EXERCISE DIRECTIONS: Print the data below verbatim, from the line with "Give bounding boxes" to the line with "right-axis-tick-label: 30 [516,264,528,275]", both lines included, and omit the pictures.

DATA SUPPLIED:
########################################
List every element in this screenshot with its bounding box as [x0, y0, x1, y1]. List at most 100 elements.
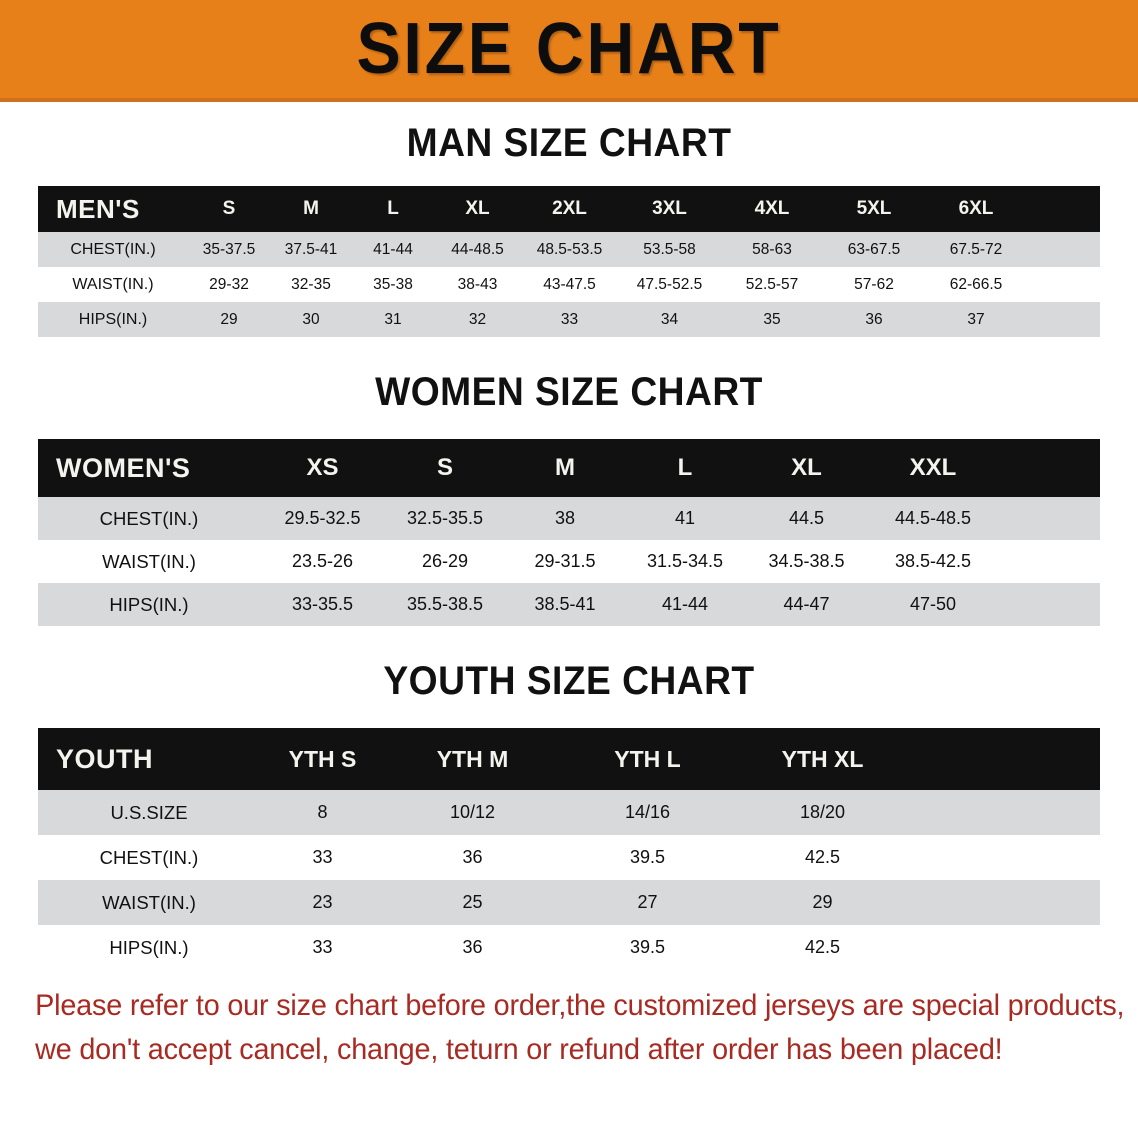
########################################
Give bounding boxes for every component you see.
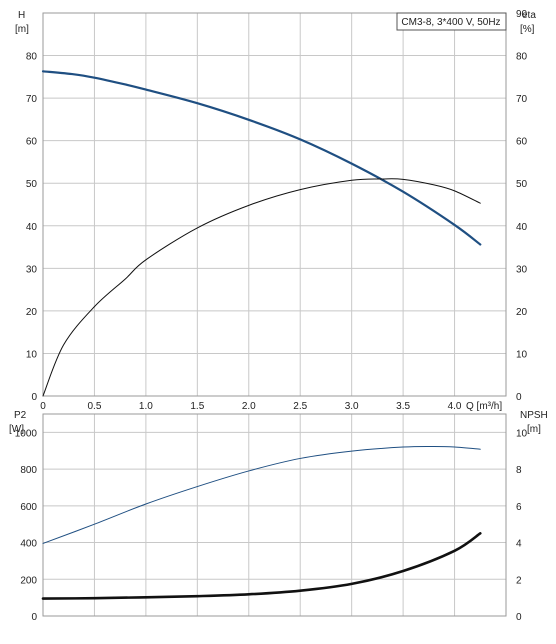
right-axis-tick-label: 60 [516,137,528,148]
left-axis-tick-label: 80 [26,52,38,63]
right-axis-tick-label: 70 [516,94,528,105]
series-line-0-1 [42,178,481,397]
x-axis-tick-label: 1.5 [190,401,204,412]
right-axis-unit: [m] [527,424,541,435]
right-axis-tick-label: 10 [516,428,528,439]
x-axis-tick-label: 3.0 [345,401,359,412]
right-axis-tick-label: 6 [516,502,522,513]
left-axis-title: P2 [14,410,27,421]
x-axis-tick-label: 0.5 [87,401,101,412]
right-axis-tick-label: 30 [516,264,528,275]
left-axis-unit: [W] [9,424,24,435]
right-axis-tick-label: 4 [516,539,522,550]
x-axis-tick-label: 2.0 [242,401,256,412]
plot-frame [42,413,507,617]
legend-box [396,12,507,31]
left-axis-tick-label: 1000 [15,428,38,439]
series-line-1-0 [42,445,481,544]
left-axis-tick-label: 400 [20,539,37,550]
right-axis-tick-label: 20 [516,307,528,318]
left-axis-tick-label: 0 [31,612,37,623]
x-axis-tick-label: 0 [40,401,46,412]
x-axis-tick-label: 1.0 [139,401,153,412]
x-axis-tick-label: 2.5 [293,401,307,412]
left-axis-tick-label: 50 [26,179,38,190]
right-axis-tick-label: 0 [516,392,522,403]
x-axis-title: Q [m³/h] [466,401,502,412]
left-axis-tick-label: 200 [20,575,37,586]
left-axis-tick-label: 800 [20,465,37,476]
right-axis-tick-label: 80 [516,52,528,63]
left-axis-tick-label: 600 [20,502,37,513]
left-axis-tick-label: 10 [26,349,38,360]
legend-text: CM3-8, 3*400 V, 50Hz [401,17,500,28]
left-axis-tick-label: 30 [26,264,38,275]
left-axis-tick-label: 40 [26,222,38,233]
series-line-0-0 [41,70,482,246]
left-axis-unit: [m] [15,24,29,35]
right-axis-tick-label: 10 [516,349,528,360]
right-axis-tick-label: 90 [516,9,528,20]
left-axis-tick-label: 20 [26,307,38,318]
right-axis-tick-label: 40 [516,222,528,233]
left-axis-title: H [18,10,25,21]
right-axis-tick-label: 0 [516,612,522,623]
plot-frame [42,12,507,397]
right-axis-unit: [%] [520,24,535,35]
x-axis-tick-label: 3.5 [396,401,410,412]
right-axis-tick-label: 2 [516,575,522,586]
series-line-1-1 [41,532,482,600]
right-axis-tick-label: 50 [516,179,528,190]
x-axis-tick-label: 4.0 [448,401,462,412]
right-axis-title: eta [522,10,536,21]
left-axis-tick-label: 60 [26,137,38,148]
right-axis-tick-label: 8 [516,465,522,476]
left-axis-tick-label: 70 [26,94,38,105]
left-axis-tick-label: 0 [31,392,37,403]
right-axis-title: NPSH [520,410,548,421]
########################################
COMPLETE ANSWER:
Give bounding boxes for every component you see.
right-axis-tick-label: 60 [516,137,528,148]
left-axis-tick-label: 80 [26,52,38,63]
right-axis-tick-label: 70 [516,94,528,105]
series-line-0-1 [42,178,481,397]
x-axis-tick-label: 1.5 [190,401,204,412]
right-axis-unit: [m] [527,424,541,435]
right-axis-tick-label: 10 [516,428,528,439]
x-axis-tick-label: 3.0 [345,401,359,412]
right-axis-tick-label: 6 [516,502,522,513]
left-axis-title: P2 [14,410,27,421]
x-axis-tick-label: 0.5 [87,401,101,412]
right-axis-tick-label: 30 [516,264,528,275]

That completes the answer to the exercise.